Direction
Please repeat all of the lines that follow, exactly as written.

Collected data
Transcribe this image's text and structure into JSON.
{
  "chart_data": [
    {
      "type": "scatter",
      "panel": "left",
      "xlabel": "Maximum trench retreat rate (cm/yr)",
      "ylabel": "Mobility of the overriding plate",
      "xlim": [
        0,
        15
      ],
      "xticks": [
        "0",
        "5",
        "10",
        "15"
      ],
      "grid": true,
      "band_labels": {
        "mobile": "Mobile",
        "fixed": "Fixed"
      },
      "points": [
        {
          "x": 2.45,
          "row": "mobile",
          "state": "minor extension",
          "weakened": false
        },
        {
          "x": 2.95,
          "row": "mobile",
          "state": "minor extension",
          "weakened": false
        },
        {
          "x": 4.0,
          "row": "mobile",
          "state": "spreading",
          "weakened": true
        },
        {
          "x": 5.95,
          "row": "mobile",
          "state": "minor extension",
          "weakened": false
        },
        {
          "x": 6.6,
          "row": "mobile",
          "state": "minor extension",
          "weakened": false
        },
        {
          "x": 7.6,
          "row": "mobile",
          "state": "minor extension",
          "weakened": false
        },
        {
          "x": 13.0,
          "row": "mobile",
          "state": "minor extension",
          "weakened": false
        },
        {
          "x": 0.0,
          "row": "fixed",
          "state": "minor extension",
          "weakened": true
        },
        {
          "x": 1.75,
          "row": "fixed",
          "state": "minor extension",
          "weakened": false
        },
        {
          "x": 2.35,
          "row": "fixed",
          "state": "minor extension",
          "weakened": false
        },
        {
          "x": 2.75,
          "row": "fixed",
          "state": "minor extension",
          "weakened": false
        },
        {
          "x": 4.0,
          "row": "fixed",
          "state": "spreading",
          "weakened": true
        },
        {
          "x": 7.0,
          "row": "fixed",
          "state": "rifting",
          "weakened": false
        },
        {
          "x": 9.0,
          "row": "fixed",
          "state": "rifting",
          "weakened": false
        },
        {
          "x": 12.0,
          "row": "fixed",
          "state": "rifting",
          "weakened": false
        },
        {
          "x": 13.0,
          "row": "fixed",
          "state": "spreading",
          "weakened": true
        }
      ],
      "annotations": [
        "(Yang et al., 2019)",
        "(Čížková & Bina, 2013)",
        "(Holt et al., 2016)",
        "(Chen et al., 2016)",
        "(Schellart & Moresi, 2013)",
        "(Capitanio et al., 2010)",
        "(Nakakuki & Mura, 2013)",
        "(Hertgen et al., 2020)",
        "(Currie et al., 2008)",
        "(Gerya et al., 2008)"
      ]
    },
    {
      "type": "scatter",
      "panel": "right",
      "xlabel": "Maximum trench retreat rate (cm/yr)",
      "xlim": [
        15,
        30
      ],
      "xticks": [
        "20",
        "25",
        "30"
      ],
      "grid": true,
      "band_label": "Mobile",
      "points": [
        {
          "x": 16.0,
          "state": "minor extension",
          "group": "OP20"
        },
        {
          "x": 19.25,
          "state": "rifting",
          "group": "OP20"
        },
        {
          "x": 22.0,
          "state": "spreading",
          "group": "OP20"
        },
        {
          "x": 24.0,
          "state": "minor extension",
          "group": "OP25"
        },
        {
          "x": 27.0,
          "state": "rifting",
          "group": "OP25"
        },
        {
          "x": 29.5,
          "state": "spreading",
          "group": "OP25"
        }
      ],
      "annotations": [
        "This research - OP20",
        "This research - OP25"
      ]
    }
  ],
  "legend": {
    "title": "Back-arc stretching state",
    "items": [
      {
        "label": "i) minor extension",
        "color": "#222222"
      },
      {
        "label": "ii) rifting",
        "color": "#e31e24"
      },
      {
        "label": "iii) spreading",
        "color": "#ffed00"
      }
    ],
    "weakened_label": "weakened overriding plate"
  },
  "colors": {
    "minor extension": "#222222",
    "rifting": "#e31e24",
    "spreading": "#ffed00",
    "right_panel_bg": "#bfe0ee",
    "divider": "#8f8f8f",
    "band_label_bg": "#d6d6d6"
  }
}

Task answer
Transcribe this image's text and structure into JSON.
{
  "chart_data": [
    {
      "type": "scatter",
      "panel": "left",
      "xlabel": "Maximum trench retreat rate (cm/yr)",
      "ylabel": "Mobility of the overriding plate",
      "xlim": [
        0,
        15
      ],
      "xticks": [
        "0",
        "5",
        "10",
        "15"
      ],
      "grid": true,
      "band_labels": {
        "mobile": "Mobile",
        "fixed": "Fixed"
      },
      "points": [
        {
          "x": 2.45,
          "row": "mobile",
          "state": "minor extension",
          "weakened": false
        },
        {
          "x": 2.95,
          "row": "mobile",
          "state": "minor extension",
          "weakened": false
        },
        {
          "x": 4.0,
          "row": "mobile",
          "state": "spreading",
          "weakened": true
        },
        {
          "x": 5.95,
          "row": "mobile",
          "state": "minor extension",
          "weakened": false
        },
        {
          "x": 6.6,
          "row": "mobile",
          "state": "minor extension",
          "weakened": false
        },
        {
          "x": 7.6,
          "row": "mobile",
          "state": "minor extension",
          "weakened": false
        },
        {
          "x": 13.0,
          "row": "mobile",
          "state": "minor extension",
          "weakened": false
        },
        {
          "x": 0.0,
          "row": "fixed",
          "state": "minor extension",
          "weakened": true
        },
        {
          "x": 1.75,
          "row": "fixed",
          "state": "minor extension",
          "weakened": false
        },
        {
          "x": 2.35,
          "row": "fixed",
          "state": "minor extension",
          "weakened": false
        },
        {
          "x": 2.75,
          "row": "fixed",
          "state": "minor extension",
          "weakened": false
        },
        {
          "x": 4.0,
          "row": "fixed",
          "state": "spreading",
          "weakened": true
        },
        {
          "x": 7.0,
          "row": "fixed",
          "state": "rifting",
          "weakened": false
        },
        {
          "x": 9.0,
          "row": "fixed",
          "state": "rifting",
          "weakened": false
        },
        {
          "x": 12.0,
          "row": "fixed",
          "state": "rifting",
          "weakened": false
        },
        {
          "x": 13.0,
          "row": "fixed",
          "state": "spreading",
          "weakened": true
        }
      ],
      "annotations": [
        "(Yang et al., 2019)",
        "(Čížková & Bina, 2013)",
        "(Holt et al., 2016)",
        "(Chen et al., 2016)",
        "(Schellart & Moresi, 2013)",
        "(Capitanio et al., 2010)",
        "(Nakakuki & Mura, 2013)",
        "(Hertgen et al., 2020)",
        "(Currie et al., 2008)",
        "(Gerya et al., 2008)"
      ]
    },
    {
      "type": "scatter",
      "panel": "right",
      "xlabel": "Maximum trench retreat rate (cm/yr)",
      "xlim": [
        15,
        30
      ],
      "xticks": [
        "20",
        "25",
        "30"
      ],
      "grid": true,
      "band_label": "Mobile",
      "points": [
        {
          "x": 16.0,
          "state": "minor extension",
          "group": "OP20"
        },
        {
          "x": 19.25,
          "state": "rifting",
          "group": "OP20"
        },
        {
          "x": 22.0,
          "state": "spreading",
          "group": "OP20"
        },
        {
          "x": 24.0,
          "state": "minor extension",
          "group": "OP25"
        },
        {
          "x": 27.0,
          "state": "rifting",
          "group": "OP25"
        },
        {
          "x": 29.5,
          "state": "spreading",
          "group": "OP25"
        }
      ],
      "annotations": [
        "This research - OP20",
        "This research - OP25"
      ]
    }
  ],
  "legend": {
    "title": "Back-arc stretching state",
    "items": [
      {
        "label": "i) minor extension",
        "color": "#222222"
      },
      {
        "label": "ii) rifting",
        "color": "#e31e24"
      },
      {
        "label": "iii) spreading",
        "color": "#ffed00"
      }
    ],
    "weakened_label": "weakened overriding plate"
  },
  "colors": {
    "minor extension": "#222222",
    "rifting": "#e31e24",
    "spreading": "#ffed00",
    "right_panel_bg": "#bfe0ee",
    "divider": "#8f8f8f",
    "band_label_bg": "#d6d6d6"
  }
}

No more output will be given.